--- start of INFORMATION PROVIDED ---

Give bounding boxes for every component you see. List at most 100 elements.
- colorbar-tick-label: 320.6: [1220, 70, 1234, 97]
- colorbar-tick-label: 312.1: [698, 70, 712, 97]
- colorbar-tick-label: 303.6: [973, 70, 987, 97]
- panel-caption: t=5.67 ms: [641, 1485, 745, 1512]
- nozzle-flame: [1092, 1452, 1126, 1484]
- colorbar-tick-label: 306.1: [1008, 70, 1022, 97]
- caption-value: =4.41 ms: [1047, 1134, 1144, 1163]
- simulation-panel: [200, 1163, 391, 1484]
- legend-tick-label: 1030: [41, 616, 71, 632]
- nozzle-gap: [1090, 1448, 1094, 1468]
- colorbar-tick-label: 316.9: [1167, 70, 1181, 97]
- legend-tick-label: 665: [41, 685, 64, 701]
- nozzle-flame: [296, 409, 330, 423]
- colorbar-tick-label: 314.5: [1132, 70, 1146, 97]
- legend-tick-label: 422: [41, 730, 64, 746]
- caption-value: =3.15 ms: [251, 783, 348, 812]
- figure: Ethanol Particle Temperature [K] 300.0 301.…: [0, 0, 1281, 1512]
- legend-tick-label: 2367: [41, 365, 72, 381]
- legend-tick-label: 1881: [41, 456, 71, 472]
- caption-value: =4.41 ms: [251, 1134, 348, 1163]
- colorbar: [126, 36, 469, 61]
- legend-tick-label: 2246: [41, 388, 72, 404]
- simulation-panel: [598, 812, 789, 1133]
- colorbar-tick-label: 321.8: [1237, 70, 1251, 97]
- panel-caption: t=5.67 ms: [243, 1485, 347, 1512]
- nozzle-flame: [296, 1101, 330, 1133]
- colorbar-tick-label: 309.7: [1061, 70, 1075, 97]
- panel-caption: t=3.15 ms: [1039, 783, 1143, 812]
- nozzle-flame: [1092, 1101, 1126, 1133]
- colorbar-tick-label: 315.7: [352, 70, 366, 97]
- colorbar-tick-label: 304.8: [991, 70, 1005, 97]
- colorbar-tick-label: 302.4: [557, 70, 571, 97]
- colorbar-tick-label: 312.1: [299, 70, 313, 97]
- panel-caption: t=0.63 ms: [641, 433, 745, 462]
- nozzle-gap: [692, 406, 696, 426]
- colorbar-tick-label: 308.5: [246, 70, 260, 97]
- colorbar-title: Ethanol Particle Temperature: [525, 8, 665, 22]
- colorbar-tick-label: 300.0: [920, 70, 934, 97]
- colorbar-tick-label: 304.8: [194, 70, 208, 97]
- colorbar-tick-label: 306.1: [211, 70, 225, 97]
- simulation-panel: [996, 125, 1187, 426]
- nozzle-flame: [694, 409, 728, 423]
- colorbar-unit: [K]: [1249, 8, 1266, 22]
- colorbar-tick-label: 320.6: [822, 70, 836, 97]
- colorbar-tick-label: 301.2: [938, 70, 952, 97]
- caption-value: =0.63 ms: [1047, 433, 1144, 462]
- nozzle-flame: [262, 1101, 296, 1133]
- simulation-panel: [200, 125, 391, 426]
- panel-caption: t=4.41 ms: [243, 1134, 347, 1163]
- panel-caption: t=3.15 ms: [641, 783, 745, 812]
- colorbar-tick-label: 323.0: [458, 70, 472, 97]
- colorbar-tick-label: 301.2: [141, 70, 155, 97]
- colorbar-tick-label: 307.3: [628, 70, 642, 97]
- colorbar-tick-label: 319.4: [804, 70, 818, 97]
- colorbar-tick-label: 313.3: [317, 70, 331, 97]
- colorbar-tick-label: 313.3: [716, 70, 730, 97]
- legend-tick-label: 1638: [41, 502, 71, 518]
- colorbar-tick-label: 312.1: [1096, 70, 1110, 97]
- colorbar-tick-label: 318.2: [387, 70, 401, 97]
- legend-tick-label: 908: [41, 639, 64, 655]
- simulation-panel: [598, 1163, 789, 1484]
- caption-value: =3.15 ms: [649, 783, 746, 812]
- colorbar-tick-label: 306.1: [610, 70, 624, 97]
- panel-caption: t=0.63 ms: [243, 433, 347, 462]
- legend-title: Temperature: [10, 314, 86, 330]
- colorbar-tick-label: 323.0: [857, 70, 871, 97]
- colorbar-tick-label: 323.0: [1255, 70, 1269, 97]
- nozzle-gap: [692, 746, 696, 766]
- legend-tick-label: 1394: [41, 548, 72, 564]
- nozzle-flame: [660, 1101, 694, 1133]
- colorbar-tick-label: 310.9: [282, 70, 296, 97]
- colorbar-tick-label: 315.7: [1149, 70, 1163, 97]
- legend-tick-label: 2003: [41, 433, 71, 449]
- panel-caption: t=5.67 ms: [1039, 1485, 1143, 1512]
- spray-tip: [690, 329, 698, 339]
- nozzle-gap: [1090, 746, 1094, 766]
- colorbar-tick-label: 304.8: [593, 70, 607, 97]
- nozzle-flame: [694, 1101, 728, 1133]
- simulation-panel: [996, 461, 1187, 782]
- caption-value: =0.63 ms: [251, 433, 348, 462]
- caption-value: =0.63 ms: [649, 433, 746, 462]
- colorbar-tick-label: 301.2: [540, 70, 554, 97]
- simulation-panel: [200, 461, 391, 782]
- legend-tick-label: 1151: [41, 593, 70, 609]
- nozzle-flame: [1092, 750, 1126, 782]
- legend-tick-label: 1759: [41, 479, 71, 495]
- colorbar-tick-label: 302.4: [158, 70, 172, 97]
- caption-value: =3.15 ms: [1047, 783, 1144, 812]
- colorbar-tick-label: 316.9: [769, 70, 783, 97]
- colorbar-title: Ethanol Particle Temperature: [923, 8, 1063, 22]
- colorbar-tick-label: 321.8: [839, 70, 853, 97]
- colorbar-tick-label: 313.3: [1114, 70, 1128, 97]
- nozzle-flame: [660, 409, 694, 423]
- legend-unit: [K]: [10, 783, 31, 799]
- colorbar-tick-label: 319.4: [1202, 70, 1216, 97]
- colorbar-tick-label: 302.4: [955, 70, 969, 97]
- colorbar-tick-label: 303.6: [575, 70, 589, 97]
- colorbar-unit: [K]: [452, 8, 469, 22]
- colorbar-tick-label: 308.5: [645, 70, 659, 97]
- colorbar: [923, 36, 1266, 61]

--- end of INFORMATION PROVIDED ---

YOUR OBJECTIVE: Copy every one of the items above, keeping each line unchanged.

THE RESPONSE:
Give bounding boxes for every component you see. List at most 100 elements.
- colorbar-tick-label: 320.6: [1220, 70, 1234, 97]
- colorbar-tick-label: 312.1: [698, 70, 712, 97]
- colorbar-tick-label: 303.6: [973, 70, 987, 97]
- panel-caption: t=5.67 ms: [641, 1485, 745, 1512]
- nozzle-flame: [1092, 1452, 1126, 1484]
- colorbar-tick-label: 306.1: [1008, 70, 1022, 97]
- caption-value: =4.41 ms: [1047, 1134, 1144, 1163]
- simulation-panel: [200, 1163, 391, 1484]
- legend-tick-label: 1030: [41, 616, 71, 632]
- nozzle-gap: [1090, 1448, 1094, 1468]
- colorbar-tick-label: 316.9: [1167, 70, 1181, 97]
- legend-tick-label: 665: [41, 685, 64, 701]
- nozzle-flame: [296, 409, 330, 423]
- colorbar-tick-label: 314.5: [1132, 70, 1146, 97]
- legend-tick-label: 422: [41, 730, 64, 746]
- caption-value: =3.15 ms: [251, 783, 348, 812]
- figure: Ethanol Particle Temperature [K] 300.0 301.…: [0, 0, 1281, 1512]
- legend-tick-label: 2367: [41, 365, 72, 381]
- legend-tick-label: 1881: [41, 456, 71, 472]
- caption-value: =4.41 ms: [251, 1134, 348, 1163]
- colorbar: [126, 36, 469, 61]
- legend-tick-label: 2246: [41, 388, 72, 404]
- simulation-panel: [598, 812, 789, 1133]
- colorbar-tick-label: 321.8: [1237, 70, 1251, 97]
- panel-caption: t=5.67 ms: [243, 1485, 347, 1512]
- nozzle-flame: [296, 1101, 330, 1133]
- colorbar-tick-label: 309.7: [1061, 70, 1075, 97]
- panel-caption: t=3.15 ms: [1039, 783, 1143, 812]
- nozzle-flame: [1092, 1101, 1126, 1133]
- colorbar-tick-label: 315.7: [352, 70, 366, 97]
- colorbar-tick-label: 304.8: [991, 70, 1005, 97]
- colorbar-tick-label: 302.4: [557, 70, 571, 97]
- colorbar-tick-label: 312.1: [299, 70, 313, 97]
- panel-caption: t=0.63 ms: [641, 433, 745, 462]
- nozzle-gap: [692, 406, 696, 426]
- colorbar-tick-label: 308.5: [246, 70, 260, 97]
- colorbar-title: Ethanol Particle Temperature: [525, 8, 665, 22]
- colorbar-tick-label: 300.0: [920, 70, 934, 97]
- colorbar-tick-label: 304.8: [194, 70, 208, 97]
- colorbar-tick-label: 306.1: [211, 70, 225, 97]
- simulation-panel: [996, 125, 1187, 426]
- nozzle-flame: [694, 409, 728, 423]
- colorbar-unit: [K]: [1249, 8, 1266, 22]
- colorbar-tick-label: 320.6: [822, 70, 836, 97]
- colorbar-tick-label: 301.2: [938, 70, 952, 97]
- caption-value: =0.63 ms: [1047, 433, 1144, 462]
- nozzle-flame: [262, 1101, 296, 1133]
- simulation-panel: [200, 125, 391, 426]
- panel-caption: t=4.41 ms: [243, 1134, 347, 1163]
- panel-caption: t=3.15 ms: [641, 783, 745, 812]
- colorbar-tick-label: 323.0: [458, 70, 472, 97]
- colorbar-tick-label: 301.2: [141, 70, 155, 97]
- colorbar-tick-label: 307.3: [628, 70, 642, 97]
- colorbar-tick-label: 319.4: [804, 70, 818, 97]
- colorbar-tick-label: 313.3: [317, 70, 331, 97]
- colorbar-tick-label: 313.3: [716, 70, 730, 97]
- legend-tick-label: 1638: [41, 502, 71, 518]
- colorbar-tick-label: 312.1: [1096, 70, 1110, 97]
- colorbar-tick-label: 318.2: [387, 70, 401, 97]
- legend-tick-label: 908: [41, 639, 64, 655]
- simulation-panel: [598, 1163, 789, 1484]
- caption-value: =3.15 ms: [649, 783, 746, 812]
- colorbar-tick-label: 306.1: [610, 70, 624, 97]
- panel-caption: t=0.63 ms: [243, 433, 347, 462]
- legend-title: Temperature: [10, 314, 86, 330]
- colorbar-tick-label: 323.0: [857, 70, 871, 97]
- colorbar-tick-label: 323.0: [1255, 70, 1269, 97]
- nozzle-gap: [692, 746, 696, 766]
- legend-tick-label: 1394: [41, 548, 72, 564]
- nozzle-flame: [660, 1101, 694, 1133]
- colorbar-tick-label: 310.9: [282, 70, 296, 97]
- colorbar-tick-label: 315.7: [1149, 70, 1163, 97]
- legend-tick-label: 2003: [41, 433, 71, 449]
- panel-caption: t=5.67 ms: [1039, 1485, 1143, 1512]
- spray-tip: [690, 329, 698, 339]
- nozzle-gap: [1090, 746, 1094, 766]
- colorbar-tick-label: 304.8: [593, 70, 607, 97]
- nozzle-flame: [694, 1101, 728, 1133]
- simulation-panel: [996, 461, 1187, 782]
- caption-value: =0.63 ms: [251, 433, 348, 462]
- caption-value: =0.63 ms: [649, 433, 746, 462]
- colorbar-tick-label: 301.2: [540, 70, 554, 97]
- simulation-panel: [200, 461, 391, 782]
- legend-tick-label: 1151: [41, 593, 70, 609]
- nozzle-flame: [1092, 750, 1126, 782]
- legend-tick-label: 1759: [41, 479, 71, 495]
- colorbar-tick-label: 302.4: [158, 70, 172, 97]
- caption-value: =3.15 ms: [1047, 783, 1144, 812]
- colorbar-tick-label: 316.9: [769, 70, 783, 97]
- colorbar-title: Ethanol Particle Temperature: [923, 8, 1063, 22]
- colorbar-tick-label: 321.8: [839, 70, 853, 97]
- colorbar-tick-label: 313.3: [1114, 70, 1128, 97]
- nozzle-flame: [660, 409, 694, 423]
- legend-unit: [K]: [10, 783, 31, 799]
- colorbar-tick-label: 319.4: [1202, 70, 1216, 97]
- colorbar-tick-label: 302.4: [955, 70, 969, 97]
- colorbar-tick-label: 303.6: [575, 70, 589, 97]
- colorbar-unit: [K]: [452, 8, 469, 22]
- colorbar-tick-label: 308.5: [645, 70, 659, 97]
- colorbar: [923, 36, 1266, 61]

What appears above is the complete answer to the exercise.